Exactly as they appear, output all of the records. Skip any images.
——————
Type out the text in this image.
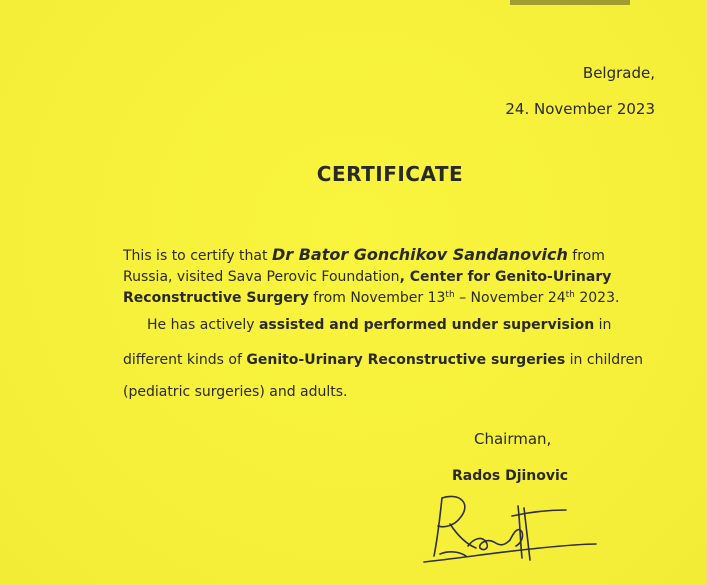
Belgrade,
24. November 2023
CERTIFICATE
This is to certify that Dr Bator Gonchikov Sandanovich from Russia, visited Sava Perovic Foundation, Center for Genito-Urinary Reconstructive Surgery from November 13th – November 24th 2023.
He has actively assisted and performed under supervision in
different kinds of Genito-Urinary Reconstructive surgeries in children
(pediatric surgeries) and adults.
Chairman,
Rados Djinovic
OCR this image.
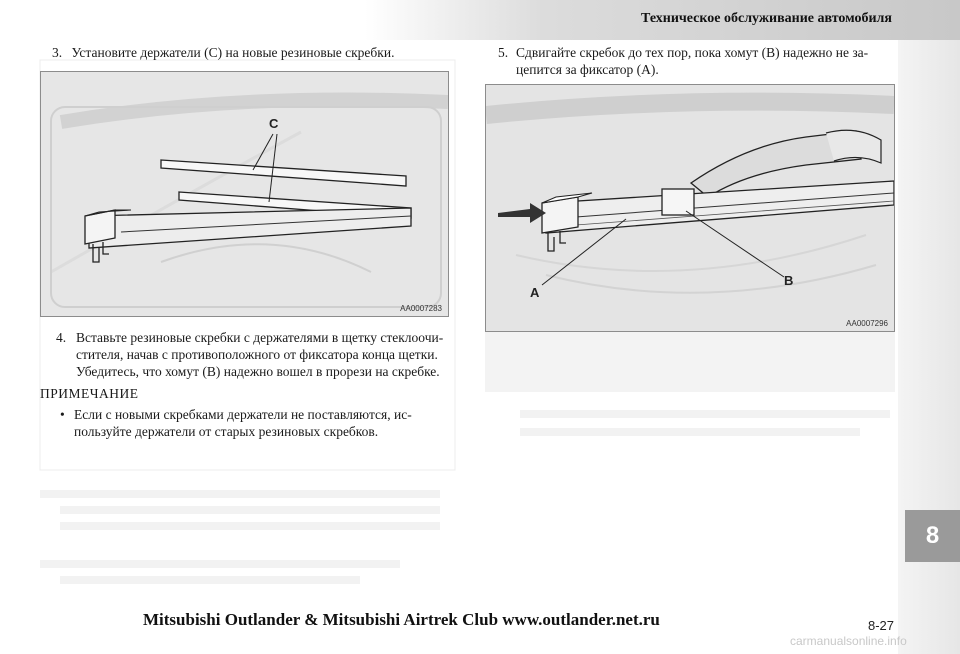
Техническое обслуживание автомобиля
8
3. Установите держатели (C) на новые резиновые скребки.
C
AA0007283
4. Вставьте резиновые скребки с держателями в щетку стеклоочи-
стителя, начав с противоположного от фиксатора конца щетки.
Убедитесь, что хомут (B) надежно вошел в прорези на скребке.
ПРИМЕЧАНИЕ
• Если с новыми скребками держатели не поставляются, ис-
пользуйте держатели от старых резиновых скребков.
5. Сдвигайте скребок до тех пор, пока хомут (B) надежно не за-
цепится за фиксатор (A).
A
B
AA0007296
Mitsubishi Outlander & Mitsubishi Airtrek Club www.outlander.net.ru	8-27
carmanualsonline.info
——————
# Finished exercise
Type out the text in this image.
Belgrade,
24. November 2023
CERTIFICATE
This is to certify that Dr Bator Gonchikov Sandanovich from Russia, visited Sava Perovic Foundation, Center for Genito-Urinary Reconstructive Surgery from November 13th – November 24th 2023.
He has actively assisted and performed under supervision in
different kinds of Genito-Urinary Reconstructive surgeries in children
(pediatric surgeries) and adults.
Chairman,
Rados Djinovic
OCR this image.
Техническое обслуживание автомобиля
8
3. Установите держатели (C) на новые резиновые скребки.
C
AA0007283
4. Вставьте резиновые скребки с держателями в щетку стеклоочи-
стителя, начав с противоположного от фиксатора конца щетки.
Убедитесь, что хомут (B) надежно вошел в прорези на скребке.
ПРИМЕЧАНИЕ
• Если с новыми скребками держатели не поставляются, ис-
пользуйте держатели от старых резиновых скребков.
5. Сдвигайте скребок до тех пор, пока хомут (B) надежно не за-
цепится за фиксатор (A).
A
B
AA0007296
Mitsubishi Outlander & Mitsubishi Airtrek Club www.outlander.net.ru	8-27
carmanualsonline.info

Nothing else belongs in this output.